SHORT TASK — Extend the recap of Utena's night conversation with Juri on the school grounds, starting right after its last sentence.

Outside, Utena is jogging around the school grounds trying to get chu-chu to go to sleep and stop getting her in trouble all the time when she runs into Juri again. She almost doesn't recognize her at first; Juri never leaves her room without her school uniform on, but tonight she's wearing a frilly nightdress thing that Utena couldn't have even imagined her owning.

After exchanging greetings, Utena comments on the dress. She finds it extremely flattering on Juri; in her own words, she looks like a supermodel or something. Juri is...surprised, and sort of wary, at the complement, but stays cordial. Keeping on the topic of clothes, Juri asks Utena what's up with that custom boys' uniform she wears all the time; it's cool looking, but it's also weird. What's the story behind it? Utena tells her the story behind it. It's a story we've already heard several times, of course, but the delivery here has a different vibe. This tense, but enchanting, keyboard theme rises and falls in the background. The night sky presses in over the empty grounds. Utena tells the resplendent Juri about the prince who inspired her to keep living, and who she's dedicated her life since then to becoming like. She hopes the ring he gave her will really let her find him again, one day. And that, when she does, he will find her worthy.

The way she tells it, she makes it clear that she's not after him in any romantic sense, but more...like a child seeking the approval of a parent. Which makes sense, if he appeared to her shortly after she was orphaned. Like he's a surrogate father to her. A mentor, and an aspirational model of adulthood.

Juri listens to all this raptly. The music increasing the tension while staying low key and sensual, like a small, elegantly crafted steel spring compressing tighter and tighter.

Utena finishes the story by saying that, while she really isn't sure about that skycastle holding the power to break the eggshell of the world or whatever herself, she knows that her destiny is nonetheless connected to it. If these rings are the key to the arena tower, then that means she needs to go there if she wants to meet Dios again. If part of that process involves Anthy for whatever reason, then she supposes that fate has linked the two of their futures.

Juri stands up, and walks over in front of Utena. Staring at her in wonderment. No internal monologues are necessary for us to understand what she's thinking. Another one like herself, but brave enough to come out and say it, and steely enough to be what she herself has only ever felt. And, well. She's been openly checking Juri out ever since this conversation started, complementing her outfit, telling her how beautiful she is. She leans forward, reaching out with her hands. Taking Utena's arm to test the waters.

Utena's eyes go wide. She takes Juri's hand back and cranes her head upward, inviting her lips. Their faces draw closer.

SOURCE EXCERPT —
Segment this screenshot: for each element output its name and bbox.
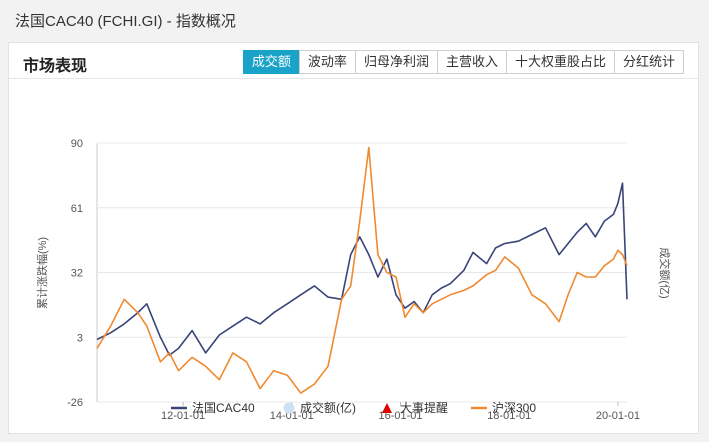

RESULT OF THE EXERCISE —
It's a good thing Utena's reflexes are fast. She intercepts the blow just inches from her face, preventing it from driving her off the edge of the pond and backward into the water. We all knew it was coming, of course, but Utena didn't, so that was all reflexes.

When Juri starts trying to pry the rose ring off of the hand that blocked her, screaming almost incoherently about how Utena is a stupid dumb idiot who was tricked by some creep as a kid, and how she's a hypocrite for thinking the Rose Bride tournament is dumb while still holding to magical thinking about her destiny or what the fuck ever. This proceeds until Utena kicks her in the stomach and sends her sprawling back onto the pavement. The music decays into a mess of discordant piano mashes as the grapple becomes a brawl.

When they break apart again, Juri - the weird charm around her neck that I *think* is a variant of the rose ring flashing as if electrical - challenges Utena to a duel atop the tower.

Is this in addition to the planned duel between herself and Touga? Or maybe I misunderstood earlier, and Touga meant that he and Juri were both up next *against Utena?* Not sure.

We cut to a classroom after hours, abandoned save for Anthy sitting alone by a window. As the bells of a distant clock strike off the hours, Anthy puts her hands on her desk and does a little finger-dance while singing a creepy nursery rhyme.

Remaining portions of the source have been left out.